§ **READING TEXT**:
************
Because you run one System at a time, and each System needs all the components with the same component_id – but none of the components without that id.


The entire data for any given system is fully isolated into its own table. It’s easy to print to screen (for debugging), serialize (for saving / bug reports), parallelize (different components on different physical DB servers)

Metadata for editing your Assemblages and Entities

a.k.a. “Programmer/Designers: take note…”

It can be tempting to add extra columns to the Entity and Assemblage tables. Really, you shouldn’t be doing this. If you feel tempted to do that, add the extra data as more COMPONENTS – even if the data is NOTHING to do with your game (e.g. “name_of_designer_who_wrote_this_assemblage”).

Here’s a great feature of Entity Systems: it is (literally) trivial for the game to “remove” un-needed information at startup. If, for instance, you have vast amounts of metadata on each entity (e.g. “name of author”, “time of creation”, “what I had for lunch on the day when I wrote this entity”) – then it can all be included and AUTOMATICALLY be stripped-out at runtime. It can even be included in the application, but “not loaded” at startup – so you get the benefits of keeping all the debug data hanging around, with no performance overhead.

You can’t do that with OOP: you can get some *similar* benefits by doing C-Header-File Voodoo, and writing lots of proprietary code … but … so much is dependent upon your header files that unless you really know what you’re doing you probably shouldn’t go there.
************
§ **RECORDS PROVIDED**:
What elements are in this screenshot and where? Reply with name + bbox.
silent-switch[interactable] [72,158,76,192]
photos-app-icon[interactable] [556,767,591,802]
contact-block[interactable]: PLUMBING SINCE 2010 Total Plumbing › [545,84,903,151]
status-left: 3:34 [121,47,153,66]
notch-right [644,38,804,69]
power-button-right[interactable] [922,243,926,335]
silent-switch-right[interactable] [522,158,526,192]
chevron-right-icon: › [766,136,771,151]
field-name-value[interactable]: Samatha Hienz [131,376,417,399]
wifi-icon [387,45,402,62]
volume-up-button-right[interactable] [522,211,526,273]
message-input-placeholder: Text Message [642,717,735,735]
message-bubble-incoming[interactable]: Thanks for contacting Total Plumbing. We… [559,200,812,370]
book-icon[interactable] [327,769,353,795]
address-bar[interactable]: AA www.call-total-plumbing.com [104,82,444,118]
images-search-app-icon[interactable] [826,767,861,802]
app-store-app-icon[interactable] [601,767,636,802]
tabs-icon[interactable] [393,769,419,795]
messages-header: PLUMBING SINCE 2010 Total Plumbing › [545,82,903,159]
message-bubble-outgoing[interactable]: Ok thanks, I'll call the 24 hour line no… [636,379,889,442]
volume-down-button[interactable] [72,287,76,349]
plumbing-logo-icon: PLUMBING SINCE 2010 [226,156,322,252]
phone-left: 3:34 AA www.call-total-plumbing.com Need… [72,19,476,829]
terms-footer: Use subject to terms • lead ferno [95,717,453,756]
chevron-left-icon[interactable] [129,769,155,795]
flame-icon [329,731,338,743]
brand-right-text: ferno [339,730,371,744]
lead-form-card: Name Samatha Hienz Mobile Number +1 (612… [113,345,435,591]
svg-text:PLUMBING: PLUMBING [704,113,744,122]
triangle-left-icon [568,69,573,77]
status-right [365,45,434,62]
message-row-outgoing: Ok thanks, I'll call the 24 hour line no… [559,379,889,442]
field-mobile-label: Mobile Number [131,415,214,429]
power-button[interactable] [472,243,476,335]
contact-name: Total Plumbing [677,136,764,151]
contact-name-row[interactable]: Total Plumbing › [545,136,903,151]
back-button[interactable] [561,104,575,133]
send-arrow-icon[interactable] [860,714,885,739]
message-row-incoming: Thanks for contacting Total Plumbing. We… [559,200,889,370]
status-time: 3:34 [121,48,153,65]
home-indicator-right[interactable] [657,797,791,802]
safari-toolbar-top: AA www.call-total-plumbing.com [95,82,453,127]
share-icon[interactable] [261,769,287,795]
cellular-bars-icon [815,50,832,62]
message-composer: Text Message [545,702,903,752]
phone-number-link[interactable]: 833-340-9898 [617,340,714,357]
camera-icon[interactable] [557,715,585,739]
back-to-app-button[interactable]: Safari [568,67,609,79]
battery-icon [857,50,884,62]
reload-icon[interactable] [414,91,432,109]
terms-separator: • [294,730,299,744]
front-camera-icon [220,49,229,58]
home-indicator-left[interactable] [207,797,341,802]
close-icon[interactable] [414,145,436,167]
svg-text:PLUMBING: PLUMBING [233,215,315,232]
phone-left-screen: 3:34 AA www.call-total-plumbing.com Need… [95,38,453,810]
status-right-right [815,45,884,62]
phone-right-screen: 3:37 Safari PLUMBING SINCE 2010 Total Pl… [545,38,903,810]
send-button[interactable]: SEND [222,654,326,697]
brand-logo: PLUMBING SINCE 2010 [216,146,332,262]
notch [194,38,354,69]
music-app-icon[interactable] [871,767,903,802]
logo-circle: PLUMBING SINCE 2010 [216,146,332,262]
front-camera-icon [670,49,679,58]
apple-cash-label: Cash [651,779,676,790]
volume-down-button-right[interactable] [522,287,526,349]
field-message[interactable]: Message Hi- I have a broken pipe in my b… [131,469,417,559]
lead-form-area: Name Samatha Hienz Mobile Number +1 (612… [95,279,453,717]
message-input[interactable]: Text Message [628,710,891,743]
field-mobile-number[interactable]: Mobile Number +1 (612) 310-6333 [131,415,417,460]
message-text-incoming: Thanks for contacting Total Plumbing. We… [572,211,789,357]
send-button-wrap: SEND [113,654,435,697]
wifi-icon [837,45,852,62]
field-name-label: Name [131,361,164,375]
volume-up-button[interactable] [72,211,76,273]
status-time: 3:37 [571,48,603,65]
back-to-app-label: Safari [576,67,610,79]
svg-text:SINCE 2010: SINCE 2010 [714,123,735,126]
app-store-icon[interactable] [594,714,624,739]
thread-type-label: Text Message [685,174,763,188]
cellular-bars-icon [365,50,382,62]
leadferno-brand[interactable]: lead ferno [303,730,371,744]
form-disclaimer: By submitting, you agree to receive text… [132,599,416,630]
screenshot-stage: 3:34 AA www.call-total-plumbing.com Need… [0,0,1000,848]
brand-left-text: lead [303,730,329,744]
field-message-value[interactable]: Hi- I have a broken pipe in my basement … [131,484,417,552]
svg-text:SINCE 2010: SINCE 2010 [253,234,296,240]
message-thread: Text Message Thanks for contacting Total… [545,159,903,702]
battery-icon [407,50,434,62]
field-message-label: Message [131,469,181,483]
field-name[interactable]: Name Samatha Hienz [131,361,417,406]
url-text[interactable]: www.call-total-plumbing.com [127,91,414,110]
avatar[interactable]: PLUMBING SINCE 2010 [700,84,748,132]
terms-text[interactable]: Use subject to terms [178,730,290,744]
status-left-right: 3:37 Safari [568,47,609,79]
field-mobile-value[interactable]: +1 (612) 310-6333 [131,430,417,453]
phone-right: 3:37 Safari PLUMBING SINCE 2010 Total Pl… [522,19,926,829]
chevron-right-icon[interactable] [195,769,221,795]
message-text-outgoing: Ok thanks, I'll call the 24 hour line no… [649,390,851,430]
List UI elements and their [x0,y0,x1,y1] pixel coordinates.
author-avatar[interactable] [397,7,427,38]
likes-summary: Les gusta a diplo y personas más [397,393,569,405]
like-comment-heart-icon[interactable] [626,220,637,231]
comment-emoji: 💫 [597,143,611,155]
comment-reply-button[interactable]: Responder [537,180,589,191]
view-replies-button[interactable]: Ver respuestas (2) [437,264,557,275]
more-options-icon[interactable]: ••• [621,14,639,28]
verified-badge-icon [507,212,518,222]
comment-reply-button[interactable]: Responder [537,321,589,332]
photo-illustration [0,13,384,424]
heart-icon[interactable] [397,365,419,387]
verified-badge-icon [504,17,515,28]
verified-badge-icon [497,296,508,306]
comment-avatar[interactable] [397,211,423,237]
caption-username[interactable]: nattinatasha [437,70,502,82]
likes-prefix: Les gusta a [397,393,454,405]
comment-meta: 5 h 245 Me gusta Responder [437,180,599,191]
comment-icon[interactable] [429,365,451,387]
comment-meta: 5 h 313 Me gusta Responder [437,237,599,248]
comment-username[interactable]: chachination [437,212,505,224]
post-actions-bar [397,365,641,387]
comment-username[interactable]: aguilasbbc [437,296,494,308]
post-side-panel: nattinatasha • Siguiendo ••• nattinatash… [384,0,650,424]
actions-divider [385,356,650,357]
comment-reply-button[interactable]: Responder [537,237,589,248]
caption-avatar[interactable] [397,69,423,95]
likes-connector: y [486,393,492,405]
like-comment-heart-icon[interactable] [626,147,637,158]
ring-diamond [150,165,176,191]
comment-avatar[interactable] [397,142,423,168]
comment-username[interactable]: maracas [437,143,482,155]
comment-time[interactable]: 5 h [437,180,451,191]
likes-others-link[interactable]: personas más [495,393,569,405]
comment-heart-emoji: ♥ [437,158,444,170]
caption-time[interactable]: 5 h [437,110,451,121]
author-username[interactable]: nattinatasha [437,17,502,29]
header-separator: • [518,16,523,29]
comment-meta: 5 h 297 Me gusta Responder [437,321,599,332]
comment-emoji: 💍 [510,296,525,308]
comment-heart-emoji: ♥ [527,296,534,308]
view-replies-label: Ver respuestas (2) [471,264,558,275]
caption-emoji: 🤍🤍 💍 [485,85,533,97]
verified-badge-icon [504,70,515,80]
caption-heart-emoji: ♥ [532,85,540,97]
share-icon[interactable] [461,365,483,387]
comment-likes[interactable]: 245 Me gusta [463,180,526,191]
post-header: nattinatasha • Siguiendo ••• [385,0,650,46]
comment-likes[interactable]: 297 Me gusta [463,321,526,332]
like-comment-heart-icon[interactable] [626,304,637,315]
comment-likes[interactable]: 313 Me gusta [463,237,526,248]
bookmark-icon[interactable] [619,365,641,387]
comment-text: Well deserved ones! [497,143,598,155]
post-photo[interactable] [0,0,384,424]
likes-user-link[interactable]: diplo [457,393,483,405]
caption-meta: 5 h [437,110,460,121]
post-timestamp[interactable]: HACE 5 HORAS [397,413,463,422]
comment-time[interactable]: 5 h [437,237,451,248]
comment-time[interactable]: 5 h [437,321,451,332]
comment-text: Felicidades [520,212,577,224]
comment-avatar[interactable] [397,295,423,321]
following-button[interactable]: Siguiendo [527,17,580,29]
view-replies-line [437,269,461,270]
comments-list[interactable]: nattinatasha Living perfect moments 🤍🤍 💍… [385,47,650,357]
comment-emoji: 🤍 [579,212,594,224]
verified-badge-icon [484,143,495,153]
************
§ **YOUR ASSIGNMENT**:
Return the part of the entity systems text starting with "Here’s a great" and going on through "no performance overhead.", copied word for word. The rows have no connection to the entity systems text.

§ **REPLY TO THE EXERCISE**:
Here’s a great feature of Entity Systems: it is (literally) trivial for the game to “remove” un-needed information at startup. If, for instance, you have vast amounts of metadata on each entity (e.g. “name of author”, “time of creation”, “what I had for lunch on the day when I wrote this entity”) – then it can all be included and AUTOMATICALLY be stripped-out at runtime. It can even be included in the application, but “not loaded” at startup – so you get the benefits of keeping all the debug data hanging around, with no performance overhead.